▶ WHAT IS EXPECTED:
Copy out every record below exactly as written, but leave out any pictures.

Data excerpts
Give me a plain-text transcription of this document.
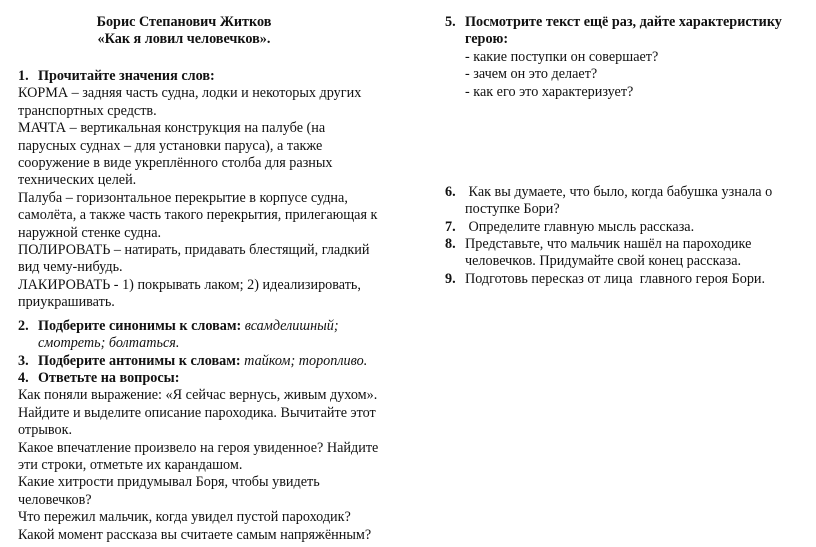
Борис Степанович Житков
«Как я ловил человечков».
1. Прочитайте значения слов:
КОРМА – задняя часть судна, лодки и некоторых других
транспортных средств.
МАЧТА – вертикальная конструкция на палубе (на
парусных суднах – для установки паруса), а также
сооружение в виде укреплённого столба для разных
технических целей.
Палуба – горизонтальное перекрытие в корпусе судна,
самолёта, а также часть такого перекрытия, прилегающая к
наружной стенке судна.
ПОЛИРОВАТЬ – натирать, придавать блестящий, гладкий
вид чему-нибудь.
ЛАКИРОВАТЬ - 1) покрывать лаком; 2) идеализировать,
приукрашивать.
2. Подберите синонимы к словам: всамделишный;
смотреть; болтаться.
3. Подберите антонимы к словам: тайком; торопливо.
4. Ответьте на вопросы:
Как поняли выражение: «Я сейчас вернусь, живым духом».
Найдите и выделите описание пароходика. Вычитайте этот
отрывок.
Какое впечатление произвело на героя увиденное? Найдите
эти строки, отметьте их карандашом.
Какие хитрости придумывал Боря, чтобы увидеть
человечков?
Что пережил мальчик, когда увидел пустой пароходик?
Какой момент рассказа вы считаете самым напряжённым?
5. Посмотрите текст ещё раз, дайте характеристику
герою:
- какие поступки он совершает?
- зачем он это делает?
- как его это характеризует?
6. Как вы думаете, что было, когда бабушка узнала о
поступке Бори?
7. Определите главную мысль рассказа.
8. Представьте, что мальчик нашёл на пароходике
человечков. Придумайте свой конец рассказа.
9. Подготовь пересказ от лица  главного героя Бори.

▶ THE RESPONSE:
Give me a plain-text transcription of this document.
Борис Степанович Житков
«Как я ловил человечков».
1. Прочитайте значения слов:
КОРМА – задняя часть судна, лодки и некоторых других
транспортных средств.
МАЧТА – вертикальная конструкция на палубе (на
парусных суднах – для установки паруса), а также
сооружение в виде укреплённого столба для разных
технических целей.
Палуба – горизонтальное перекрытие в корпусе судна,
самолёта, а также часть такого перекрытия, прилегающая к
наружной стенке судна.
ПОЛИРОВАТЬ – натирать, придавать блестящий, гладкий
вид чему-нибудь.
ЛАКИРОВАТЬ - 1) покрывать лаком; 2) идеализировать,
приукрашивать.
2. Подберите синонимы к словам: всамделишный;
смотреть; болтаться.
3. Подберите антонимы к словам: тайком; торопливо.
4. Ответьте на вопросы:
Как поняли выражение: «Я сейчас вернусь, живым духом».
Найдите и выделите описание пароходика. Вычитайте этот
отрывок.
Какое впечатление произвело на героя увиденное? Найдите
эти строки, отметьте их карандашом.
Какие хитрости придумывал Боря, чтобы увидеть
человечков?
Что пережил мальчик, когда увидел пустой пароходик?
Какой момент рассказа вы считаете самым напряжённым?
5. Посмотрите текст ещё раз, дайте характеристику
герою:
- какие поступки он совершает?
- зачем он это делает?
- как его это характеризует?
6. Как вы думаете, что было, когда бабушка узнала о
поступке Бори?
7. Определите главную мысль рассказа.
8. Представьте, что мальчик нашёл на пароходике
человечков. Придумайте свой конец рассказа.
9. Подготовь пересказ от лица  главного героя Бори.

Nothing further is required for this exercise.